WHAT NEEDS TO BE DONE
Drop the pictures from the entries below, then reproduce the rest exactly.

DATA FOR PROCESSING
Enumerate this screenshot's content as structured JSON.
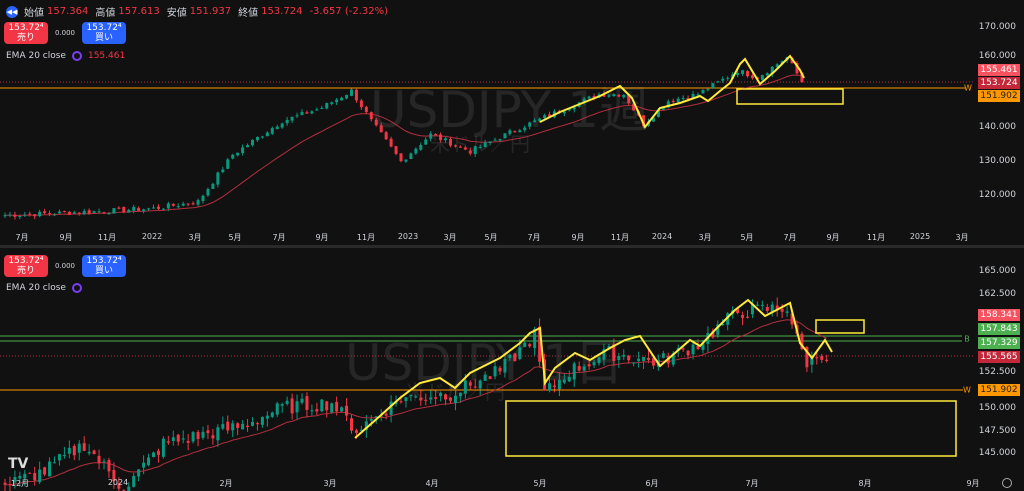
{
  "header": {
    "open_label": "始値",
    "open": "157.364",
    "high_label": "高値",
    "high": "157.613",
    "low_label": "安値",
    "low": "151.937",
    "close_label": "終値",
    "close": "153.724",
    "change": "-3.657 (-2.32%)"
  },
  "panels": [
    {
      "watermark": "USDJPY 1週",
      "watermark_sub": "米ドル／円",
      "sell_price": "153.72⁴",
      "sell_label": "売り",
      "spread": "0.000",
      "buy_price": "153.72⁴",
      "buy_label": "買い",
      "ema_label": "EMA 20 close",
      "ema_value": "155.461",
      "y_ticks": [
        "170.000",
        "160.000",
        "140.000",
        "130.000",
        "120.000"
      ],
      "price_tags": [
        {
          "v": "155.461",
          "c": "#f7525f"
        },
        {
          "v": "153.724",
          "c": "#c2283a"
        },
        {
          "v": "151.902",
          "c": "#ff9800",
          "tc": "#222"
        }
      ],
      "line_label": "W",
      "x_ticks": [
        "7月",
        "9月",
        "11月",
        "2022",
        "3月",
        "5月",
        "7月",
        "9月",
        "11月",
        "2023",
        "3月",
        "5月",
        "7月",
        "9月",
        "11月",
        "2024",
        "3月",
        "5月",
        "7月",
        "9月",
        "11月",
        "2025",
        "3月"
      ]
    },
    {
      "watermark": "USDJPY 1日",
      "watermark_sub": "米ドル／円",
      "sell_price": "153.72⁴",
      "sell_label": "売り",
      "spread": "0.000",
      "buy_price": "153.72⁴",
      "buy_label": "買い",
      "ema_label": "EMA 20 close",
      "y_ticks": [
        "165.000",
        "162.500",
        "152.500",
        "150.000",
        "147.500",
        "145.000"
      ],
      "price_tags": [
        {
          "v": "158.341",
          "c": "#f7525f"
        },
        {
          "v": "157.843",
          "c": "#4caf50"
        },
        {
          "v": "157.329",
          "c": "#4caf50"
        },
        {
          "v": "155.565",
          "c": "#c2283a"
        },
        {
          "v": "151.902",
          "c": "#ff9800",
          "tc": "#222"
        }
      ],
      "line_label_b": "B",
      "line_label": "W",
      "x_ticks": [
        "12月",
        "2024",
        "2月",
        "3月",
        "4月",
        "5月",
        "6月",
        "7月",
        "8月",
        "9月"
      ]
    }
  ],
  "logo": "TV",
  "chart_data": {
    "type": "candlestick",
    "series": [
      {
        "name": "USDJPY weekly",
        "approx_path": [
          [
            0,
            114
          ],
          [
            17,
            115
          ],
          [
            30,
            116
          ],
          [
            39,
            118
          ],
          [
            46,
            132
          ],
          [
            56,
            142
          ],
          [
            64,
            146
          ],
          [
            70,
            151
          ],
          [
            74,
            142
          ],
          [
            80,
            130
          ],
          [
            86,
            138
          ],
          [
            94,
            133
          ],
          [
            104,
            140
          ],
          [
            112,
            145
          ],
          [
            120,
            150
          ],
          [
            125,
            150
          ],
          [
            129,
            141
          ],
          [
            134,
            148
          ],
          [
            140,
            150
          ],
          [
            148,
            157
          ],
          [
            152,
            155
          ],
          [
            158,
            161
          ],
          [
            161,
            153.7
          ]
        ]
      },
      {
        "name": "USDJPY daily",
        "approx_path": [
          [
            0,
            141.5
          ],
          [
            8,
            143
          ],
          [
            16,
            146
          ],
          [
            24,
            141
          ],
          [
            32,
            146
          ],
          [
            40,
            147
          ],
          [
            48,
            148
          ],
          [
            56,
            150
          ],
          [
            66,
            150.5
          ],
          [
            71,
            147.5
          ],
          [
            80,
            151
          ],
          [
            90,
            151.5
          ],
          [
            100,
            154
          ],
          [
            107,
            158
          ],
          [
            109,
            151.5
          ],
          [
            114,
            154
          ],
          [
            122,
            156
          ],
          [
            132,
            155
          ],
          [
            140,
            157
          ],
          [
            148,
            160.5
          ],
          [
            158,
            161
          ],
          [
            160,
            157.5
          ],
          [
            162,
            155
          ],
          [
            165,
            156
          ],
          [
            166,
            155.5
          ]
        ]
      }
    ],
    "ema_period": 20
  }
}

RESULT OF THIS EXERCISE
Enumerate this screenshot's content as structured JSON.
{
  "header": {
    "open_label": "始値",
    "open": "157.364",
    "high_label": "高値",
    "high": "157.613",
    "low_label": "安値",
    "low": "151.937",
    "close_label": "終値",
    "close": "153.724",
    "change": "-3.657 (-2.32%)"
  },
  "panels": [
    {
      "watermark": "USDJPY 1週",
      "watermark_sub": "米ドル／円",
      "sell_price": "153.72⁴",
      "sell_label": "売り",
      "spread": "0.000",
      "buy_price": "153.72⁴",
      "buy_label": "買い",
      "ema_label": "EMA 20 close",
      "ema_value": "155.461",
      "y_ticks": [
        "170.000",
        "160.000",
        "140.000",
        "130.000",
        "120.000"
      ],
      "price_tags": [
        {
          "v": "155.461",
          "c": "#f7525f"
        },
        {
          "v": "153.724",
          "c": "#c2283a"
        },
        {
          "v": "151.902",
          "c": "#ff9800",
          "tc": "#222"
        }
      ],
      "line_label": "W",
      "x_ticks": [
        "7月",
        "9月",
        "11月",
        "2022",
        "3月",
        "5月",
        "7月",
        "9月",
        "11月",
        "2023",
        "3月",
        "5月",
        "7月",
        "9月",
        "11月",
        "2024",
        "3月",
        "5月",
        "7月",
        "9月",
        "11月",
        "2025",
        "3月"
      ]
    },
    {
      "watermark": "USDJPY 1日",
      "watermark_sub": "米ドル／円",
      "sell_price": "153.72⁴",
      "sell_label": "売り",
      "spread": "0.000",
      "buy_price": "153.72⁴",
      "buy_label": "買い",
      "ema_label": "EMA 20 close",
      "y_ticks": [
        "165.000",
        "162.500",
        "152.500",
        "150.000",
        "147.500",
        "145.000"
      ],
      "price_tags": [
        {
          "v": "158.341",
          "c": "#f7525f"
        },
        {
          "v": "157.843",
          "c": "#4caf50"
        },
        {
          "v": "157.329",
          "c": "#4caf50"
        },
        {
          "v": "155.565",
          "c": "#c2283a"
        },
        {
          "v": "151.902",
          "c": "#ff9800",
          "tc": "#222"
        }
      ],
      "line_label_b": "B",
      "line_label": "W",
      "x_ticks": [
        "12月",
        "2024",
        "2月",
        "3月",
        "4月",
        "5月",
        "6月",
        "7月",
        "8月",
        "9月"
      ]
    }
  ],
  "logo": "TV",
  "chart_data": {
    "type": "candlestick",
    "series": [
      {
        "name": "USDJPY weekly",
        "approx_path": [
          [
            0,
            114
          ],
          [
            17,
            115
          ],
          [
            30,
            116
          ],
          [
            39,
            118
          ],
          [
            46,
            132
          ],
          [
            56,
            142
          ],
          [
            64,
            146
          ],
          [
            70,
            151
          ],
          [
            74,
            142
          ],
          [
            80,
            130
          ],
          [
            86,
            138
          ],
          [
            94,
            133
          ],
          [
            104,
            140
          ],
          [
            112,
            145
          ],
          [
            120,
            150
          ],
          [
            125,
            150
          ],
          [
            129,
            141
          ],
          [
            134,
            148
          ],
          [
            140,
            150
          ],
          [
            148,
            157
          ],
          [
            152,
            155
          ],
          [
            158,
            161
          ],
          [
            161,
            153.7
          ]
        ]
      },
      {
        "name": "USDJPY daily",
        "approx_path": [
          [
            0,
            141.5
          ],
          [
            8,
            143
          ],
          [
            16,
            146
          ],
          [
            24,
            141
          ],
          [
            32,
            146
          ],
          [
            40,
            147
          ],
          [
            48,
            148
          ],
          [
            56,
            150
          ],
          [
            66,
            150.5
          ],
          [
            71,
            147.5
          ],
          [
            80,
            151
          ],
          [
            90,
            151.5
          ],
          [
            100,
            154
          ],
          [
            107,
            158
          ],
          [
            109,
            151.5
          ],
          [
            114,
            154
          ],
          [
            122,
            156
          ],
          [
            132,
            155
          ],
          [
            140,
            157
          ],
          [
            148,
            160.5
          ],
          [
            158,
            161
          ],
          [
            160,
            157.5
          ],
          [
            162,
            155
          ],
          [
            165,
            156
          ],
          [
            166,
            155.5
          ]
        ]
      }
    ],
    "ema_period": 20
  }
}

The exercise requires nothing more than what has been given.